- **TASK OBJECTIVE**
Return each line containing "entire".

________________

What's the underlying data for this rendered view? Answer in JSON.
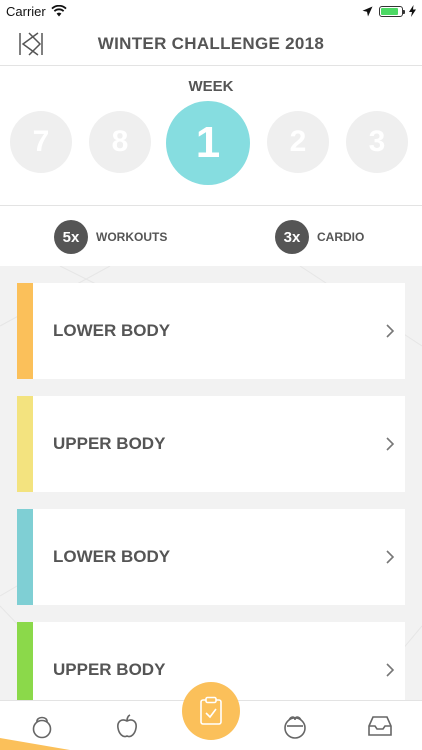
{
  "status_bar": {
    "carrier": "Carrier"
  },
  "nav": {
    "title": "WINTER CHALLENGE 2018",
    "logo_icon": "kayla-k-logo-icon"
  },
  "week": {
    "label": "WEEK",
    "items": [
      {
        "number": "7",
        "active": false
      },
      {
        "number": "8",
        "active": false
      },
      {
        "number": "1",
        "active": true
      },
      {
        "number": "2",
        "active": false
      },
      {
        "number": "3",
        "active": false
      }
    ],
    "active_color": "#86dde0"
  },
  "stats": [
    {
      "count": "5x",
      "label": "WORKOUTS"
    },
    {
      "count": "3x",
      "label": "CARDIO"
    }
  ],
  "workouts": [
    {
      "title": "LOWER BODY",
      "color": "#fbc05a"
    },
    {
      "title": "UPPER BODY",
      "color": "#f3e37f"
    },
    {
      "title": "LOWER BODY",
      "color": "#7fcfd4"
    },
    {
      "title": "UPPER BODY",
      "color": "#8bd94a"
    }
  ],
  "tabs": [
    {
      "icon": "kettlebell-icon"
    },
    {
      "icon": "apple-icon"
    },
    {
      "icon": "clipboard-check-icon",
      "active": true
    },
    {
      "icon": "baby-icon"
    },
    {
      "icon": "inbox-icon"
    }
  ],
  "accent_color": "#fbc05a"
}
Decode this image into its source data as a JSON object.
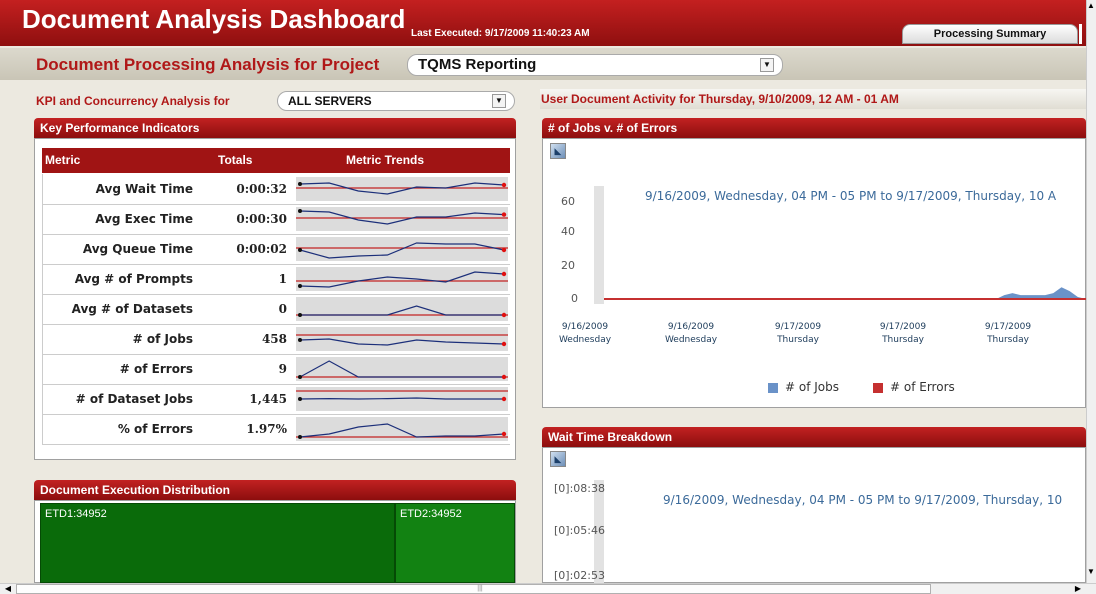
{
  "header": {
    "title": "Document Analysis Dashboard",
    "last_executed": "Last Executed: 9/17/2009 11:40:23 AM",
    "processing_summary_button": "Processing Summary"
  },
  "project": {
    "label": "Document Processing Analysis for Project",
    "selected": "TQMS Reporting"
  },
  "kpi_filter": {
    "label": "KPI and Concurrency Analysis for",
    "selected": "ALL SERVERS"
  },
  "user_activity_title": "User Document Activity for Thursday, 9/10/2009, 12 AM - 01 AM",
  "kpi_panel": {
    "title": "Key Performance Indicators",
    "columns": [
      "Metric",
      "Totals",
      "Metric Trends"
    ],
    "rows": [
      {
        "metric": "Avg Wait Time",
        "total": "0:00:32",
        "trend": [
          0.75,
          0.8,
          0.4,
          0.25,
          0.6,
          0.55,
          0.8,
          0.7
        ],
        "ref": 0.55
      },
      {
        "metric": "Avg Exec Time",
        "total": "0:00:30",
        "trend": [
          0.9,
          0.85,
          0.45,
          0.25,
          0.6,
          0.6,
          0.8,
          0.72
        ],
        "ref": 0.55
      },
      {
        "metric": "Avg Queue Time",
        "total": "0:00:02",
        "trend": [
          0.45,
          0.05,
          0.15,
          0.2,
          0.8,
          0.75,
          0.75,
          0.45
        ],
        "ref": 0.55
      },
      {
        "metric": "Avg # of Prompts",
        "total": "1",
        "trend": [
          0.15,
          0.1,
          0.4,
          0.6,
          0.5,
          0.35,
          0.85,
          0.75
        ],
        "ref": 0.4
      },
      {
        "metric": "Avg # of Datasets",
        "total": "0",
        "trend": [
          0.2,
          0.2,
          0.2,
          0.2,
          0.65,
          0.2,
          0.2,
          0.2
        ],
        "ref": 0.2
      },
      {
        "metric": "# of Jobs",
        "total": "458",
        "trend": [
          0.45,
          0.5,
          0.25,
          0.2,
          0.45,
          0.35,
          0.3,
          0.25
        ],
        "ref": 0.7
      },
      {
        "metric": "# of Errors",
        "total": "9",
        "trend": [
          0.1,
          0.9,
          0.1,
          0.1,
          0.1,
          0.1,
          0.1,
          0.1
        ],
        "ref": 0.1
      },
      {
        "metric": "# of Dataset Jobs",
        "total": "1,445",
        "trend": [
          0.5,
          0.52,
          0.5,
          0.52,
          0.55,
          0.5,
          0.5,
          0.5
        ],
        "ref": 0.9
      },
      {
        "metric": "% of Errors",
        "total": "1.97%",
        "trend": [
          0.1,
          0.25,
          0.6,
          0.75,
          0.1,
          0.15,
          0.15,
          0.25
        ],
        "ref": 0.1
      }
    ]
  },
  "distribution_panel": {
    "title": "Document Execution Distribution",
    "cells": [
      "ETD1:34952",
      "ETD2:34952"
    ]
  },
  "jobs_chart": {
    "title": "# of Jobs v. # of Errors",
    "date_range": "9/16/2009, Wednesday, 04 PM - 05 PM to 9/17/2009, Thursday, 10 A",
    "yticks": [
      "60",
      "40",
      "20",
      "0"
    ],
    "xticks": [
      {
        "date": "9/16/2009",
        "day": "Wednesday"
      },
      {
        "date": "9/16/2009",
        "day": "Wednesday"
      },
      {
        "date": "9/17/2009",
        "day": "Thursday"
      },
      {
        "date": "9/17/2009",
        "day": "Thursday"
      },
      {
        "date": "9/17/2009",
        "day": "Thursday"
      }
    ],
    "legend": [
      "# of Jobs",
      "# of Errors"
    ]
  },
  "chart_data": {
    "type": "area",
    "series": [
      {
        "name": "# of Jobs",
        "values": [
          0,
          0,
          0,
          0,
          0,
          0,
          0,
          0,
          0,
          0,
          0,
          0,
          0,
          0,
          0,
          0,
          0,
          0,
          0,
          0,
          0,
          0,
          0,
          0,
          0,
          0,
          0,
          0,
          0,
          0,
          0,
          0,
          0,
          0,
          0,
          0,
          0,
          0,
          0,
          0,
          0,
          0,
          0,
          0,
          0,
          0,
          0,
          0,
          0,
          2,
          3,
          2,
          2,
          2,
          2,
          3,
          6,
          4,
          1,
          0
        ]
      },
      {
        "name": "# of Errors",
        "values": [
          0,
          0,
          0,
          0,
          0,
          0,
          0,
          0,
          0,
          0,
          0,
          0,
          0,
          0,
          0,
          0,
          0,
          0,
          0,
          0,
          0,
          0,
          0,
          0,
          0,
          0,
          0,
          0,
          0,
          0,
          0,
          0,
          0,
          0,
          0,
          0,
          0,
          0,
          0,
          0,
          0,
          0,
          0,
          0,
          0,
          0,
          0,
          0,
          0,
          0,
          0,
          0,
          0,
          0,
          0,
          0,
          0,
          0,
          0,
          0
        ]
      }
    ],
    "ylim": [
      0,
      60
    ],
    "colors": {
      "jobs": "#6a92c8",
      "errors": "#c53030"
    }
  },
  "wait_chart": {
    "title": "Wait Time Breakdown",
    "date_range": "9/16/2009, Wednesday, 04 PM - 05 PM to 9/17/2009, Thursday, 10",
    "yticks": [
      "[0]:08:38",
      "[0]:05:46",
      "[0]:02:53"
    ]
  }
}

________________

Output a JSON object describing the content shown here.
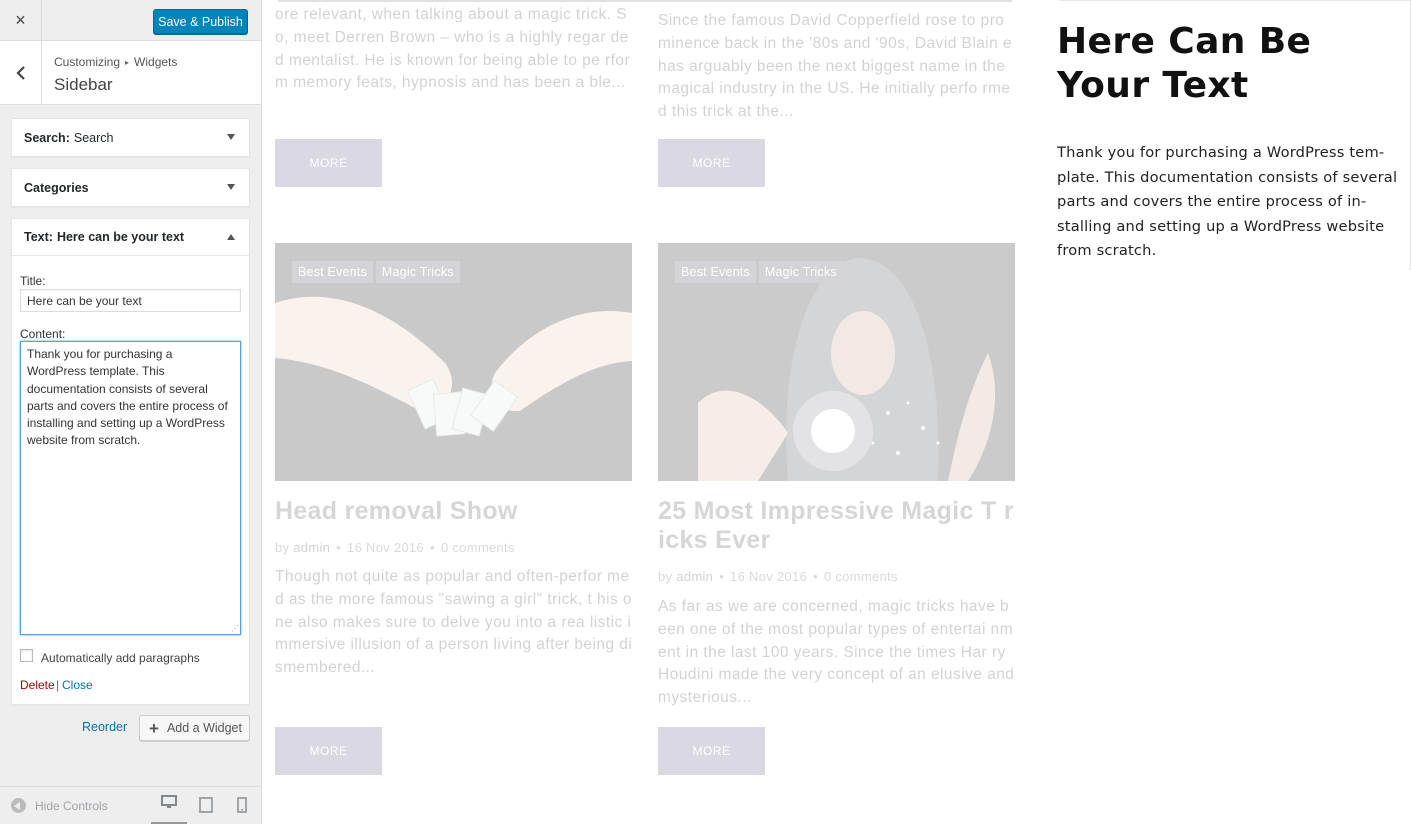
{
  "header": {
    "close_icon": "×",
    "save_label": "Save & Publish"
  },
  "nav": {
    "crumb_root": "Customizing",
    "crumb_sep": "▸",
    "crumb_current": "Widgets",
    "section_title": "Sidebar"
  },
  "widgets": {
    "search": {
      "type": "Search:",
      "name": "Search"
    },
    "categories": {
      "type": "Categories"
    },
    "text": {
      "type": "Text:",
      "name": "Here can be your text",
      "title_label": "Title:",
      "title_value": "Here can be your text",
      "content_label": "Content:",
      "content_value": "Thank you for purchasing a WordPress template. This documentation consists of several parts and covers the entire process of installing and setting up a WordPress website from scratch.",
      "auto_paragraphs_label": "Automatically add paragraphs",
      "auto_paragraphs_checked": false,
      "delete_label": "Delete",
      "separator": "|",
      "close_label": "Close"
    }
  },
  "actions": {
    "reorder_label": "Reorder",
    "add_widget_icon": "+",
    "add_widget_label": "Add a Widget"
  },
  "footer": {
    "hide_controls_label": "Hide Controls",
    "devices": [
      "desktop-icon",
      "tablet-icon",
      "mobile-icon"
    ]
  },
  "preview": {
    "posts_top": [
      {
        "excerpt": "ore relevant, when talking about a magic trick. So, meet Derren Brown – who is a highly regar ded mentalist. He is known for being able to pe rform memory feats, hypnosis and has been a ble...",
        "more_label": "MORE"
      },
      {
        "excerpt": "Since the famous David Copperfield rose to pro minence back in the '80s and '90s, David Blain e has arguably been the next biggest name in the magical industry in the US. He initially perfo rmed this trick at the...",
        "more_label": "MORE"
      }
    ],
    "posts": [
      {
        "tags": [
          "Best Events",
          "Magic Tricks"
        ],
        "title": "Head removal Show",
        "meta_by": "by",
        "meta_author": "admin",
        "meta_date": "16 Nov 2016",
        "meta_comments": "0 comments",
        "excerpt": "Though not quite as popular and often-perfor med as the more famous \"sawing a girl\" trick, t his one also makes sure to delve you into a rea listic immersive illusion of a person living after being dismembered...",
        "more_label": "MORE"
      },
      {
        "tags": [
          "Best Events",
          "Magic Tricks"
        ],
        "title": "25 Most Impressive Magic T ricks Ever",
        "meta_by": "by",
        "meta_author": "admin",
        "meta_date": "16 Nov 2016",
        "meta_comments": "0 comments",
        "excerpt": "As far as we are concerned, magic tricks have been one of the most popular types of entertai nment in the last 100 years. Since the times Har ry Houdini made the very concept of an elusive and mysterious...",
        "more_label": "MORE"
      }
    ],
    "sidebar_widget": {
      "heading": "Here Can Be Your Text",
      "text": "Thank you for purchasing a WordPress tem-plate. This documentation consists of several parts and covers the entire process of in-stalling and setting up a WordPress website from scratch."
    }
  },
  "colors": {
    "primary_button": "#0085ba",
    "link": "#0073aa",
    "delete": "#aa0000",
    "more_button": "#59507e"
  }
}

________________

- **REPLY**
      "content_value": "Thank you for purchasing a WordPress template. This documentation consists of several parts and covers the entire process of installing and setting up a WordPress website from scratch.",
      "text": "Thank you for purchasing a WordPress tem-plate. This documentation consists of several parts and covers the entire process of in-stalling and setting up a WordPress website from scratch."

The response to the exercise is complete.